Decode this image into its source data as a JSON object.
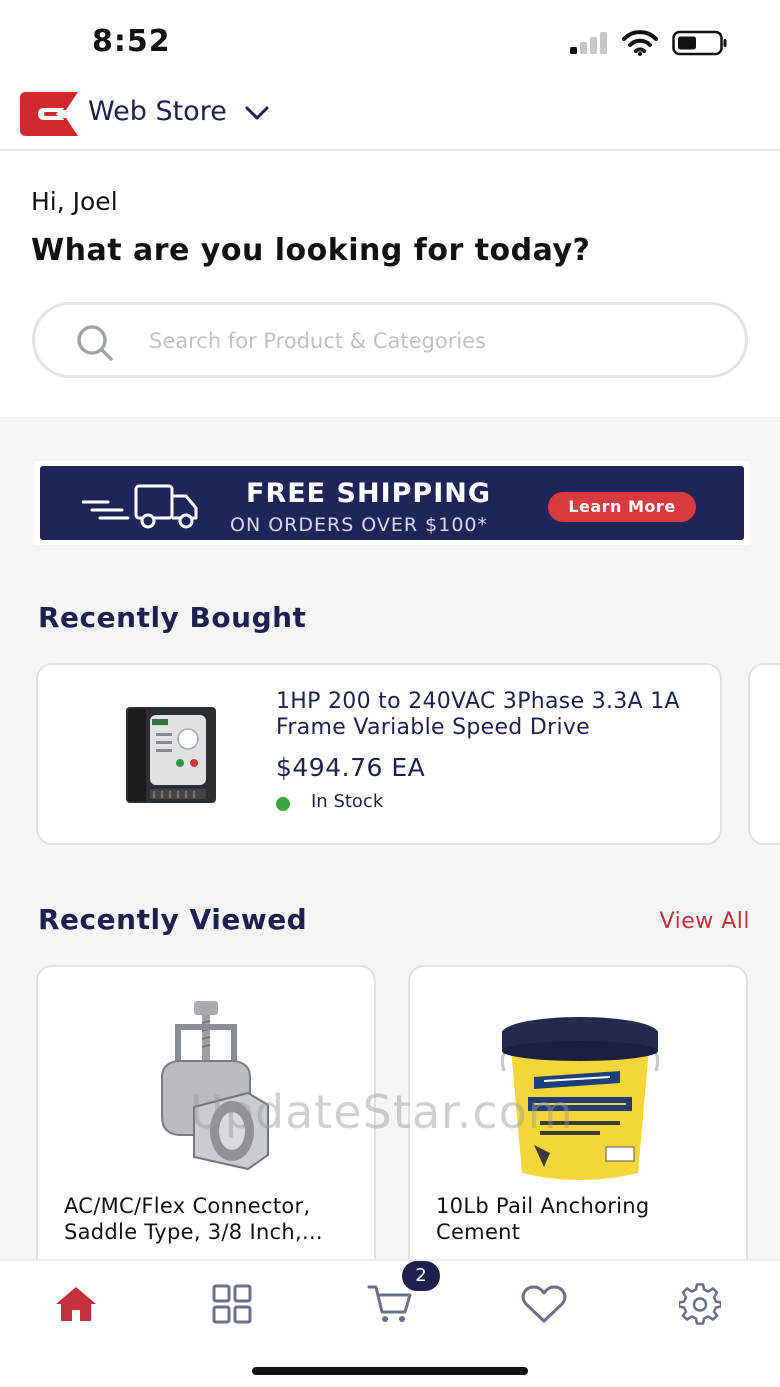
{
  "status_bar": {
    "time": "8:52"
  },
  "header": {
    "store_name": "Web Store",
    "icons": {
      "logo": "brand-logo",
      "dropdown": "chevron-down-icon"
    }
  },
  "welcome": {
    "greeting": "Hi, Joel",
    "headline": "What are you looking for today?"
  },
  "search": {
    "placeholder": "Search for Product & Categories",
    "value": ""
  },
  "banner": {
    "title": "FREE SHIPPING",
    "subtitle": "ON ORDERS OVER $100*",
    "button_label": "Learn More",
    "background_color": "#1f2459",
    "button_color": "#d93a3e"
  },
  "recently_bought": {
    "title": "Recently Bought",
    "items": [
      {
        "name": "1HP 200 to 240VAC 3Phase 3.3A 1A Frame Variable Speed Drive",
        "price": "$494.76 EA",
        "stock_status": "In Stock",
        "stock_color": "#3aa53f"
      }
    ]
  },
  "recently_viewed": {
    "title": "Recently Viewed",
    "view_all_label": "View All",
    "items": [
      {
        "name": "AC/MC/Flex Connector, Saddle Type, 3/8 Inch,..."
      },
      {
        "name": "10Lb Pail Anchoring Cement"
      }
    ]
  },
  "watermark": "UpdateStar.com",
  "tab_bar": {
    "cart_count": "2",
    "tabs": [
      "home-icon",
      "categories-grid-icon",
      "cart-icon",
      "heart-icon",
      "settings-gear-icon"
    ],
    "active_color": "#c3313a",
    "inactive_color": "#6b6f86"
  },
  "colors": {
    "brand_navy": "#1e2150",
    "brand_red": "#d0282e",
    "accent_red": "#c3313a"
  }
}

◆ Work to do
Your task is to retype all the entries exactly and leave out any pictures.

◆ The response
Decode this image into its source data as a JSON object.
{
  "status_bar": {
    "time": "8:52"
  },
  "header": {
    "store_name": "Web Store",
    "icons": {
      "logo": "brand-logo",
      "dropdown": "chevron-down-icon"
    }
  },
  "welcome": {
    "greeting": "Hi, Joel",
    "headline": "What are you looking for today?"
  },
  "search": {
    "placeholder": "Search for Product & Categories",
    "value": ""
  },
  "banner": {
    "title": "FREE SHIPPING",
    "subtitle": "ON ORDERS OVER $100*",
    "button_label": "Learn More",
    "background_color": "#1f2459",
    "button_color": "#d93a3e"
  },
  "recently_bought": {
    "title": "Recently Bought",
    "items": [
      {
        "name": "1HP 200 to 240VAC 3Phase 3.3A 1A Frame Variable Speed Drive",
        "price": "$494.76 EA",
        "stock_status": "In Stock",
        "stock_color": "#3aa53f"
      }
    ]
  },
  "recently_viewed": {
    "title": "Recently Viewed",
    "view_all_label": "View All",
    "items": [
      {
        "name": "AC/MC/Flex Connector, Saddle Type, 3/8 Inch,..."
      },
      {
        "name": "10Lb Pail Anchoring Cement"
      }
    ]
  },
  "watermark": "UpdateStar.com",
  "tab_bar": {
    "cart_count": "2",
    "tabs": [
      "home-icon",
      "categories-grid-icon",
      "cart-icon",
      "heart-icon",
      "settings-gear-icon"
    ],
    "active_color": "#c3313a",
    "inactive_color": "#6b6f86"
  },
  "colors": {
    "brand_navy": "#1e2150",
    "brand_red": "#d0282e",
    "accent_red": "#c3313a"
  }
}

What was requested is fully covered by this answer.